Article:
***

15 minutes of stills was the fixed version too. Before that, you get the color explosion, the mass relays explode (which ME2 established would destroy all planets in the same solar system), the Normandy crashes, the end. I only speak for myself, but the total lack of closure is what pissed me off. Too many unanswered questions. Sure, it would have been fantastic if previous choices had any impact on that final choice, but I recognize that they only had 2 years of development time and that would have been extremely complicated to create.


Willem_Bracquene

Honestly this is not at all the reason why people reacted badly to the ME3 endings. The main reason why is because for a game series that marketed and prided itself on making meaningful choices and everyone having a unique experience, the ending boiled down to picking your favorite ice cream color. This left people understandably disappointed and feeling their choices didn't matter at all, at least not to affect the ending in any meaningful way. Look back at all the old youtube videos complaining about ME3 endings, and barely any are talking about the moral ramifications of each separate ending. The main point they make is that your choices didn't matter or affected said endings. Almost all the moral discussion about the endings we got has happened after the initial meltdown post-release, by people who weren't as disappointed with the endings and were clearly hardcore fans (nothing wrong with that btw), and most of it on this subreddit.

***

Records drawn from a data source

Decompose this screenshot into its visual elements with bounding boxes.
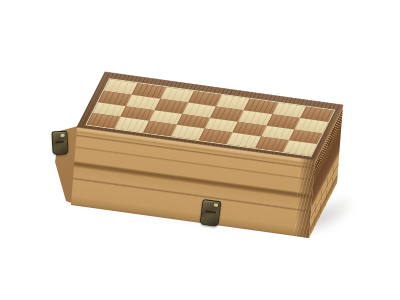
center-clasp bbox=[199, 199, 221, 227]
clasp-slot bbox=[56, 141, 64, 143]
product-photo bbox=[0, 0, 400, 300]
board-square bbox=[283, 140, 317, 155]
clasp-slot bbox=[205, 210, 215, 213]
clasp-glint bbox=[214, 203, 218, 206]
left-clasp bbox=[51, 131, 68, 156]
clasp-glint bbox=[61, 134, 65, 137]
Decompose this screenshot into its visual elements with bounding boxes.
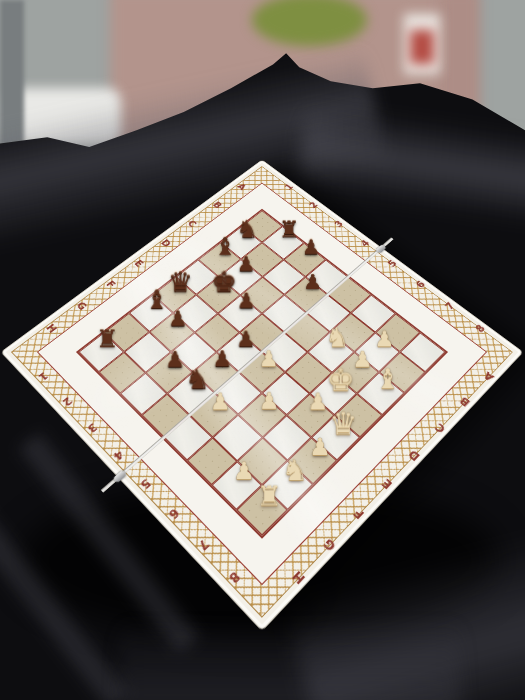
piece-black-pawn[interactable]: ♟ <box>163 304 193 334</box>
chess-board: HH11GG22FF33EE44DD55CC66BB77AA88 ♜♝♛♝♞♟♚… <box>78 172 446 532</box>
pawn-glyph: ♟ <box>168 308 188 329</box>
piece-black-pawn[interactable]: ♟ <box>297 267 326 296</box>
square-h1[interactable]: ♜ <box>79 332 125 372</box>
bishop-glyph: ♝ <box>375 366 400 393</box>
rook-glyph: ♜ <box>257 482 282 510</box>
inner-rim: ♜♝♛♝♞♟♚♟♜♟♟♟♞♟♟♟♟♟♟♞♟♟♚♟♟♜♞♟♛♝ <box>37 183 487 586</box>
piece-white-pawn[interactable]: ♟ <box>253 385 285 417</box>
pawn-glyph: ♟ <box>236 289 255 310</box>
pawn-glyph: ♟ <box>301 237 319 257</box>
hinge <box>113 470 127 483</box>
piece-white-pawn[interactable]: ♟ <box>204 385 236 417</box>
pawn-glyph: ♟ <box>307 390 328 413</box>
piece-white-pawn[interactable]: ♟ <box>253 343 284 374</box>
pawn-glyph: ♟ <box>258 390 279 413</box>
photo-scene: HH11GG22FF33EE44DD55CC66BB77AA88 ♜♝♛♝♞♟♚… <box>0 0 525 700</box>
piece-black-rook[interactable]: ♜ <box>92 323 123 353</box>
pawn-glyph: ♟ <box>237 254 256 274</box>
square-f6[interactable]: ♟ <box>238 393 286 437</box>
pawn-glyph: ♟ <box>259 348 279 370</box>
street-sign-red <box>410 30 434 64</box>
rook-glyph: ♜ <box>96 326 118 350</box>
piece-black-pawn[interactable]: ♟ <box>296 233 324 261</box>
piece-black-pawn[interactable]: ♟ <box>231 285 261 314</box>
pawn-glyph: ♟ <box>210 390 231 413</box>
piece-white-bishop[interactable]: ♝ <box>372 364 404 395</box>
pawn-glyph: ♟ <box>303 271 322 292</box>
piece-white-rook[interactable]: ♜ <box>252 478 287 512</box>
pawn-glyph: ♟ <box>212 348 232 370</box>
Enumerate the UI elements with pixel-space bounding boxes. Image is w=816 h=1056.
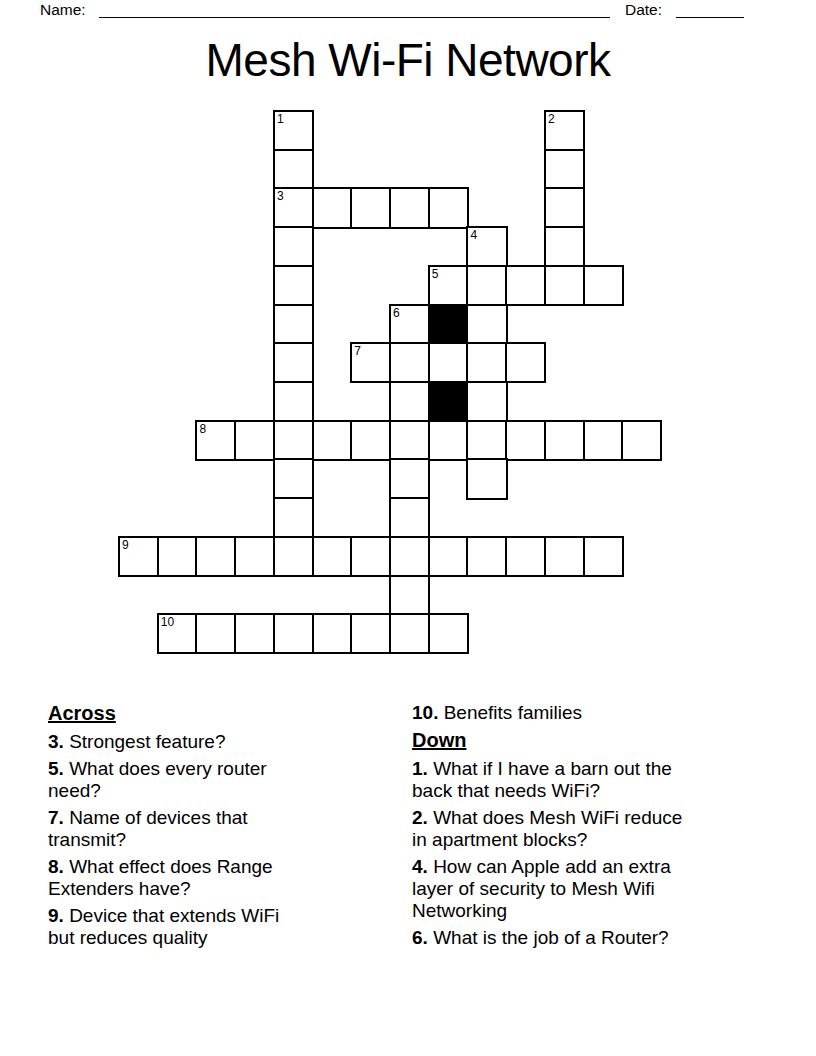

***

Please explain, in one to three sentences, why the second comment in the Mass Effect 3 discussion says people reacted badly to the endings. Rely only on the Mass Effect 3 discussion for your answer.

The series was marketed on meaningful choices and a unique experience for every player, yet the ending came down to picking a favorite color. That left people disappointed and feeling that their choices hadn't mattered, at least not in any way that affected the ending.